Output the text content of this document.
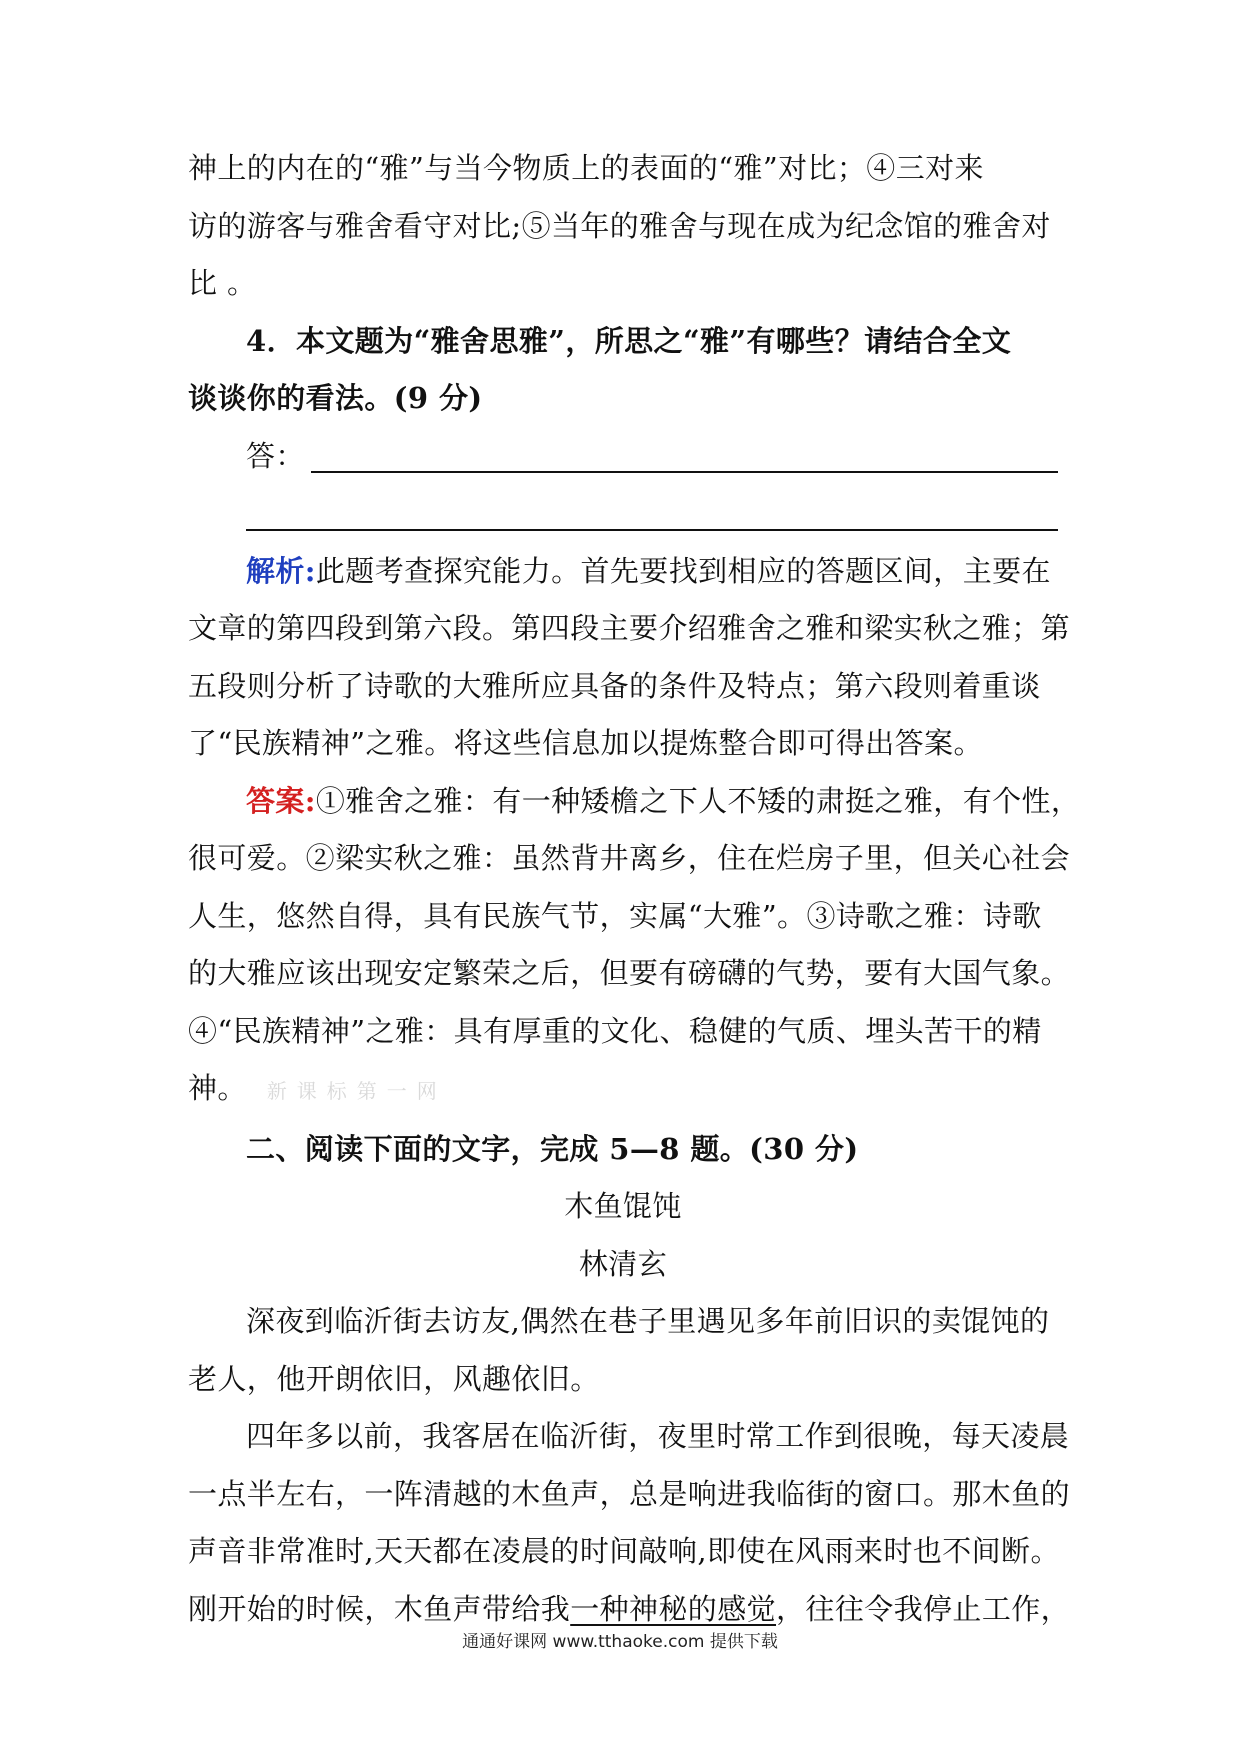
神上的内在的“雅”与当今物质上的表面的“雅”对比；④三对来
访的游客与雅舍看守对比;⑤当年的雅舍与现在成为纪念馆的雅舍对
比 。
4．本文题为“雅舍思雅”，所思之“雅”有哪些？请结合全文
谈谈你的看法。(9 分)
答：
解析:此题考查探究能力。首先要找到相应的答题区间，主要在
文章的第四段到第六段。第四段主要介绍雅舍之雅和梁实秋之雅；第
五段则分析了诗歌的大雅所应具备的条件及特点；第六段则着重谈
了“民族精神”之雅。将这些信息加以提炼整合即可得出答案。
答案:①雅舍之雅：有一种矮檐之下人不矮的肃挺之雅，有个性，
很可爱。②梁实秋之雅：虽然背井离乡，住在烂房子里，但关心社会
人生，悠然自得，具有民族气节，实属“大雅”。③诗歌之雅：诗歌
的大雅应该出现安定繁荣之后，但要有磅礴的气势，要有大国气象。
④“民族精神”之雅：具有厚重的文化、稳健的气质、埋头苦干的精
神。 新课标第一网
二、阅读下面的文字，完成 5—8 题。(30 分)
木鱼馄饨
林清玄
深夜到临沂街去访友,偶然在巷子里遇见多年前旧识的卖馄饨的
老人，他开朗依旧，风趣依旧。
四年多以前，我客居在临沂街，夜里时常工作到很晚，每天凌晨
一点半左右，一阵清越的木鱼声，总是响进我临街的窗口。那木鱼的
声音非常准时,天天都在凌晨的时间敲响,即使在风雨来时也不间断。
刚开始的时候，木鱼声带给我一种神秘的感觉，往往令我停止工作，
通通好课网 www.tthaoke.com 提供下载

» **TO DO**: Every record must be copied exactly, with images dropped from the result.

» **COMPLETE OUTPUT**:
Output the text content of this document.
神上的内在的“雅”与当今物质上的表面的“雅”对比；④三对来
访的游客与雅舍看守对比;⑤当年的雅舍与现在成为纪念馆的雅舍对
比 。
4．本文题为“雅舍思雅”，所思之“雅”有哪些？请结合全文
谈谈你的看法。(9 分)
答：
解析:此题考查探究能力。首先要找到相应的答题区间，主要在
文章的第四段到第六段。第四段主要介绍雅舍之雅和梁实秋之雅；第
五段则分析了诗歌的大雅所应具备的条件及特点；第六段则着重谈
了“民族精神”之雅。将这些信息加以提炼整合即可得出答案。
答案:①雅舍之雅：有一种矮檐之下人不矮的肃挺之雅，有个性，
很可爱。②梁实秋之雅：虽然背井离乡，住在烂房子里，但关心社会
人生，悠然自得，具有民族气节，实属“大雅”。③诗歌之雅：诗歌
的大雅应该出现安定繁荣之后，但要有磅礴的气势，要有大国气象。
④“民族精神”之雅：具有厚重的文化、稳健的气质、埋头苦干的精
神。 新课标第一网
二、阅读下面的文字，完成 5—8 题。(30 分)
木鱼馄饨
林清玄
深夜到临沂街去访友,偶然在巷子里遇见多年前旧识的卖馄饨的
老人，他开朗依旧，风趣依旧。
四年多以前，我客居在临沂街，夜里时常工作到很晚，每天凌晨
一点半左右，一阵清越的木鱼声，总是响进我临街的窗口。那木鱼的
声音非常准时,天天都在凌晨的时间敲响,即使在风雨来时也不间断。
刚开始的时候，木鱼声带给我一种神秘的感觉，往往令我停止工作，
通通好课网 www.tthaoke.com 提供下载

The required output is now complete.